What to work on = Copy every line of the material below character for character, omitting the pictures.

Visual layout records
____

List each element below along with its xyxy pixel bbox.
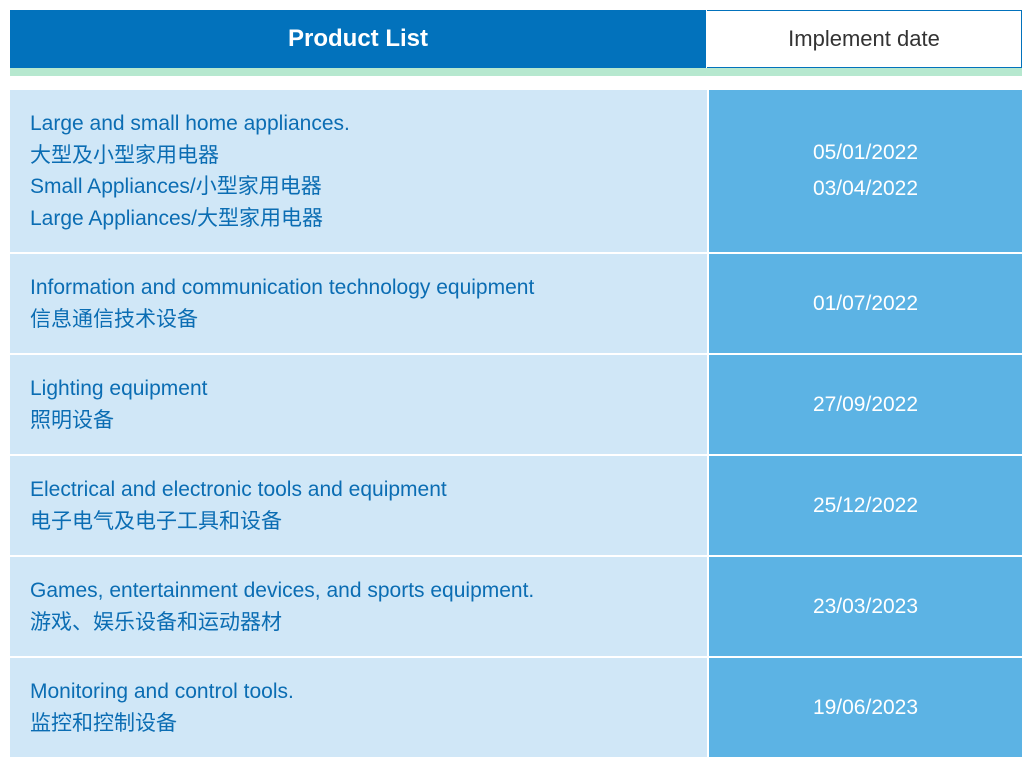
date-cell: 01/07/2022 (707, 254, 1022, 353)
product-line: 照明设备 (30, 405, 687, 437)
date-value: 27/09/2022 (813, 387, 918, 423)
product-table: Product List Implement date Large and sm… (10, 10, 1022, 759)
product-line: Large and small home appliances. (30, 108, 687, 140)
date-value: 01/07/2022 (813, 286, 918, 322)
table-row: Lighting equipment 照明设备 27/09/2022 (10, 355, 1022, 456)
date-value: 03/04/2022 (813, 171, 918, 207)
header-product-list: Product List (10, 10, 707, 68)
table-row: Games, entertainment devices, and sports… (10, 557, 1022, 658)
date-cell: 05/01/2022 03/04/2022 (707, 90, 1022, 252)
product-line: 信息通信技术设备 (30, 304, 687, 336)
product-cell: Large and small home appliances. 大型及小型家用… (10, 90, 707, 252)
product-line: Small Appliances/小型家用电器 (30, 171, 687, 203)
date-value: 25/12/2022 (813, 488, 918, 524)
header-divider (10, 68, 1022, 76)
date-cell: 25/12/2022 (707, 456, 1022, 555)
product-cell: Lighting equipment 照明设备 (10, 355, 707, 454)
header-spacer (10, 76, 1022, 90)
product-cell: Games, entertainment devices, and sports… (10, 557, 707, 656)
product-line: Monitoring and control tools. (30, 676, 687, 708)
date-value: 19/06/2023 (813, 690, 918, 726)
table-row: Monitoring and control tools. 监控和控制设备 19… (10, 658, 1022, 759)
date-cell: 27/09/2022 (707, 355, 1022, 454)
product-line: Games, entertainment devices, and sports… (30, 575, 687, 607)
product-cell: Information and communication technology… (10, 254, 707, 353)
product-cell: Electrical and electronic tools and equi… (10, 456, 707, 555)
date-value: 05/01/2022 (813, 135, 918, 171)
product-line: Electrical and electronic tools and equi… (30, 474, 687, 506)
date-cell: 23/03/2023 (707, 557, 1022, 656)
product-line: Information and communication technology… (30, 272, 687, 304)
product-line: 大型及小型家用电器 (30, 140, 687, 172)
product-line: 电子电气及电子工具和设备 (30, 506, 687, 538)
product-line: Large Appliances/大型家用电器 (30, 203, 687, 235)
table-header-row: Product List Implement date (10, 10, 1022, 68)
product-line: 监控和控制设备 (30, 708, 687, 740)
date-cell: 19/06/2023 (707, 658, 1022, 757)
table-row: Large and small home appliances. 大型及小型家用… (10, 90, 1022, 254)
table-row: Electrical and electronic tools and equi… (10, 456, 1022, 557)
table-row: Information and communication technology… (10, 254, 1022, 355)
product-cell: Monitoring and control tools. 监控和控制设备 (10, 658, 707, 757)
product-line: 游戏、娱乐设备和运动器材 (30, 607, 687, 639)
header-implement-date: Implement date (707, 10, 1022, 68)
date-value: 23/03/2023 (813, 589, 918, 625)
product-line: Lighting equipment (30, 373, 687, 405)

____

Answer in full =
List each element below along with its xyxy pixel bbox.
date-cell: 01/07/2022 (707, 254, 1022, 353)
product-line: 照明设备 (30, 405, 687, 437)
date-value: 27/09/2022 (813, 387, 918, 423)
product-table: Product List Implement date Large and sm… (10, 10, 1022, 759)
product-line: Large and small home appliances. (30, 108, 687, 140)
date-value: 01/07/2022 (813, 286, 918, 322)
table-row: Lighting equipment 照明设备 27/09/2022 (10, 355, 1022, 456)
date-value: 03/04/2022 (813, 171, 918, 207)
header-product-list: Product List (10, 10, 707, 68)
table-row: Games, entertainment devices, and sports… (10, 557, 1022, 658)
date-cell: 05/01/2022 03/04/2022 (707, 90, 1022, 252)
product-line: 信息通信技术设备 (30, 304, 687, 336)
product-cell: Large and small home appliances. 大型及小型家用… (10, 90, 707, 252)
product-line: Small Appliances/小型家用电器 (30, 171, 687, 203)
date-value: 25/12/2022 (813, 488, 918, 524)
header-divider (10, 68, 1022, 76)
date-cell: 25/12/2022 (707, 456, 1022, 555)
product-cell: Lighting equipment 照明设备 (10, 355, 707, 454)
header-spacer (10, 76, 1022, 90)
product-cell: Games, entertainment devices, and sports… (10, 557, 707, 656)
product-line: Monitoring and control tools. (30, 676, 687, 708)
date-value: 19/06/2023 (813, 690, 918, 726)
table-row: Monitoring and control tools. 监控和控制设备 19… (10, 658, 1022, 759)
date-cell: 27/09/2022 (707, 355, 1022, 454)
product-line: Games, entertainment devices, and sports… (30, 575, 687, 607)
product-cell: Information and communication technology… (10, 254, 707, 353)
product-cell: Electrical and electronic tools and equi… (10, 456, 707, 555)
date-value: 05/01/2022 (813, 135, 918, 171)
product-line: Electrical and electronic tools and equi… (30, 474, 687, 506)
date-cell: 23/03/2023 (707, 557, 1022, 656)
product-line: Information and communication technology… (30, 272, 687, 304)
product-line: 大型及小型家用电器 (30, 140, 687, 172)
product-line: 电子电气及电子工具和设备 (30, 506, 687, 538)
product-line: Large Appliances/大型家用电器 (30, 203, 687, 235)
table-header-row: Product List Implement date (10, 10, 1022, 68)
product-line: 监控和控制设备 (30, 708, 687, 740)
date-cell: 19/06/2023 (707, 658, 1022, 757)
table-row: Large and small home appliances. 大型及小型家用… (10, 90, 1022, 254)
table-row: Electrical and electronic tools and equi… (10, 456, 1022, 557)
table-row: Information and communication technology… (10, 254, 1022, 355)
product-cell: Monitoring and control tools. 监控和控制设备 (10, 658, 707, 757)
product-line: 游戏、娱乐设备和运动器材 (30, 607, 687, 639)
header-implement-date: Implement date (707, 10, 1022, 68)
date-value: 23/03/2023 (813, 589, 918, 625)
product-line: Lighting equipment (30, 373, 687, 405)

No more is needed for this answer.